DATA SUPPLIED ::
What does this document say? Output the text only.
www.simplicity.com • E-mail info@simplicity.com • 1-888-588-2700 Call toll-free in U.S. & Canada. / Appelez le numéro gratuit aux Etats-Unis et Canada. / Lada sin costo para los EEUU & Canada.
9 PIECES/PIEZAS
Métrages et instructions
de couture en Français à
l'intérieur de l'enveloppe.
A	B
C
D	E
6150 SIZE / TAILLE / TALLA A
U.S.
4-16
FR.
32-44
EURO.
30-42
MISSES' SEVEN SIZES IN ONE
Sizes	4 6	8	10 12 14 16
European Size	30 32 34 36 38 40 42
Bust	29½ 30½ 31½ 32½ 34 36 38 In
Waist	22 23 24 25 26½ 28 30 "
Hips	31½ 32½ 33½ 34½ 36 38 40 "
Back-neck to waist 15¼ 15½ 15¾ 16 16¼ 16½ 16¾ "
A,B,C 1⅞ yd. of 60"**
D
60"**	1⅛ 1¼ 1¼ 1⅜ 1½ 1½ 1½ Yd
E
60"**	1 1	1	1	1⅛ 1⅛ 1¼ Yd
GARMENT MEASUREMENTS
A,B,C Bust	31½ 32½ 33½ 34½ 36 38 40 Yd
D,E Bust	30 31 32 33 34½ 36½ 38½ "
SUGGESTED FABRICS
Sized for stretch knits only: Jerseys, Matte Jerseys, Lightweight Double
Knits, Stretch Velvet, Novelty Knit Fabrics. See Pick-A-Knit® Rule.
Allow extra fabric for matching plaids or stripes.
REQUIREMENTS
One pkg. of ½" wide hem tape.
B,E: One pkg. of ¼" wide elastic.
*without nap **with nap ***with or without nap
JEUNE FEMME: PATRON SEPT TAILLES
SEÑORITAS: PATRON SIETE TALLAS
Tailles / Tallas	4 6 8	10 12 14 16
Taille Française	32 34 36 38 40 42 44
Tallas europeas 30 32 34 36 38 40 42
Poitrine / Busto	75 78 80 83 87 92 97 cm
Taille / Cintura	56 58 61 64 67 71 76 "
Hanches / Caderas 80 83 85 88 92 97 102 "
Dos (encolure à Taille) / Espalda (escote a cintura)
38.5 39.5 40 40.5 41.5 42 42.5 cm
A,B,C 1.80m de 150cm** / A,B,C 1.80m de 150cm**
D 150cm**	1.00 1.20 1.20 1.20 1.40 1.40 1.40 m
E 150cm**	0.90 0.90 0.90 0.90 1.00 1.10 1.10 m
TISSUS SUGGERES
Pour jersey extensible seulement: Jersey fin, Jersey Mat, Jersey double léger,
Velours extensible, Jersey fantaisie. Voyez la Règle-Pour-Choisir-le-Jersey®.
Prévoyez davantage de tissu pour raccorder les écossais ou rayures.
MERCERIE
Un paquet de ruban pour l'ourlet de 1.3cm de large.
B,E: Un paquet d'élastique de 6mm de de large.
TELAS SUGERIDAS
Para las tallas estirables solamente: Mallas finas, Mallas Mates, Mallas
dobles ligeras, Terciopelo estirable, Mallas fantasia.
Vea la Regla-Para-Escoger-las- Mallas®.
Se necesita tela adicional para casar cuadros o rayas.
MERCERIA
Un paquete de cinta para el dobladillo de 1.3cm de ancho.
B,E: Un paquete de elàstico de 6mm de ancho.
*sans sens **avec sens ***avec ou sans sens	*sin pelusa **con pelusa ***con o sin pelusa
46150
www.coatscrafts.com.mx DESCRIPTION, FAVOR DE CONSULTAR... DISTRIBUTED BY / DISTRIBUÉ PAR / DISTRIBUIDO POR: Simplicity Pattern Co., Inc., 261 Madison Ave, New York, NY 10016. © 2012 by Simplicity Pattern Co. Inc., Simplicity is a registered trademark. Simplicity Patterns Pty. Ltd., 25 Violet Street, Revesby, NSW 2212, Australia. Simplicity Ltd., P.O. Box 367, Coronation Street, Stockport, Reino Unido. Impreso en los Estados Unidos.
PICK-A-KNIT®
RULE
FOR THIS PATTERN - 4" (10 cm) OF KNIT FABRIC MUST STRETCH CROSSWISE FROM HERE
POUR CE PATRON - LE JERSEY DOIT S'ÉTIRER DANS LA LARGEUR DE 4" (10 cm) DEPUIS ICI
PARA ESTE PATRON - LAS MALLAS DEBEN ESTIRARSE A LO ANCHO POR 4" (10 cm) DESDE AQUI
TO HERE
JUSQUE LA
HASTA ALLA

SHORT TASK ::
Transcribe all of the material exactly. Omit nothing.

FINAL RESULT ::
What does this document say? Output the text only.
www.simplicity.com • E-mail info@simplicity.com • 1-888-588-2700 Call toll-free in U.S. & Canada. / Appelez le numéro gratuit aux Etats-Unis et Canada. / Lada sin costo para los EEUU & Canada.
9 PIECES/PIEZAS
Métrages et instructions
de couture en Français à
l'intérieur de l'enveloppe.
A	B
C
D	E
6150 SIZE / TAILLE / TALLA A
U.S.
4-16
FR.
32-44
EURO.
30-42
MISSES' SEVEN SIZES IN ONE
Sizes	4 6	8	10 12 14 16
European Size	30 32 34 36 38 40 42
Bust	29½ 30½ 31½ 32½ 34 36 38 In
Waist	22 23 24 25 26½ 28 30 "
Hips	31½ 32½ 33½ 34½ 36 38 40 "
Back-neck to waist 15¼ 15½ 15¾ 16 16¼ 16½ 16¾ "
A,B,C 1⅞ yd. of 60"**
D
60"**	1⅛ 1¼ 1¼ 1⅜ 1½ 1½ 1½ Yd
E
60"**	1 1	1	1	1⅛ 1⅛ 1¼ Yd
GARMENT MEASUREMENTS
A,B,C Bust	31½ 32½ 33½ 34½ 36 38 40 Yd
D,E Bust	30 31 32 33 34½ 36½ 38½ "
SUGGESTED FABRICS
Sized for stretch knits only: Jerseys, Matte Jerseys, Lightweight Double
Knits, Stretch Velvet, Novelty Knit Fabrics. See Pick-A-Knit® Rule.
Allow extra fabric for matching plaids or stripes.
REQUIREMENTS
One pkg. of ½" wide hem tape.
B,E: One pkg. of ¼" wide elastic.
*without nap **with nap ***with or without nap
JEUNE FEMME: PATRON SEPT TAILLES
SEÑORITAS: PATRON SIETE TALLAS
Tailles / Tallas	4 6 8	10 12 14 16
Taille Française	32 34 36 38 40 42 44
Tallas europeas 30 32 34 36 38 40 42
Poitrine / Busto	75 78 80 83 87 92 97 cm
Taille / Cintura	56 58 61 64 67 71 76 "
Hanches / Caderas 80 83 85 88 92 97 102 "
Dos (encolure à Taille) / Espalda (escote a cintura)
38.5 39.5 40 40.5 41.5 42 42.5 cm
A,B,C 1.80m de 150cm** / A,B,C 1.80m de 150cm**
D 150cm**	1.00 1.20 1.20 1.20 1.40 1.40 1.40 m
E 150cm**	0.90 0.90 0.90 0.90 1.00 1.10 1.10 m
TISSUS SUGGERES
Pour jersey extensible seulement: Jersey fin, Jersey Mat, Jersey double léger,
Velours extensible, Jersey fantaisie. Voyez la Règle-Pour-Choisir-le-Jersey®.
Prévoyez davantage de tissu pour raccorder les écossais ou rayures.
MERCERIE
Un paquet de ruban pour l'ourlet de 1.3cm de large.
B,E: Un paquet d'élastique de 6mm de de large.
TELAS SUGERIDAS
Para las tallas estirables solamente: Mallas finas, Mallas Mates, Mallas
dobles ligeras, Terciopelo estirable, Mallas fantasia.
Vea la Regla-Para-Escoger-las- Mallas®.
Se necesita tela adicional para casar cuadros o rayas.
MERCERIA
Un paquete de cinta para el dobladillo de 1.3cm de ancho.
B,E: Un paquete de elàstico de 6mm de ancho.
*sans sens **avec sens ***avec ou sans sens	*sin pelusa **con pelusa ***con o sin pelusa
46150
www.coatscrafts.com.mx DESCRIPTION, FAVOR DE CONSULTAR... DISTRIBUTED BY / DISTRIBUÉ PAR / DISTRIBUIDO POR: Simplicity Pattern Co., Inc., 261 Madison Ave, New York, NY 10016. © 2012 by Simplicity Pattern Co. Inc., Simplicity is a registered trademark. Simplicity Patterns Pty. Ltd., 25 Violet Street, Revesby, NSW 2212, Australia. Simplicity Ltd., P.O. Box 367, Coronation Street, Stockport, Reino Unido. Impreso en los Estados Unidos.
PICK-A-KNIT®
RULE
FOR THIS PATTERN - 4" (10 cm) OF KNIT FABRIC MUST STRETCH CROSSWISE FROM HERE
POUR CE PATRON - LE JERSEY DOIT S'ÉTIRER DANS LA LARGEUR DE 4" (10 cm) DEPUIS ICI
PARA ESTE PATRON - LAS MALLAS DEBEN ESTIRARSE A LO ANCHO POR 4" (10 cm) DESDE AQUI
TO HERE
JUSQUE LA
HASTA ALLA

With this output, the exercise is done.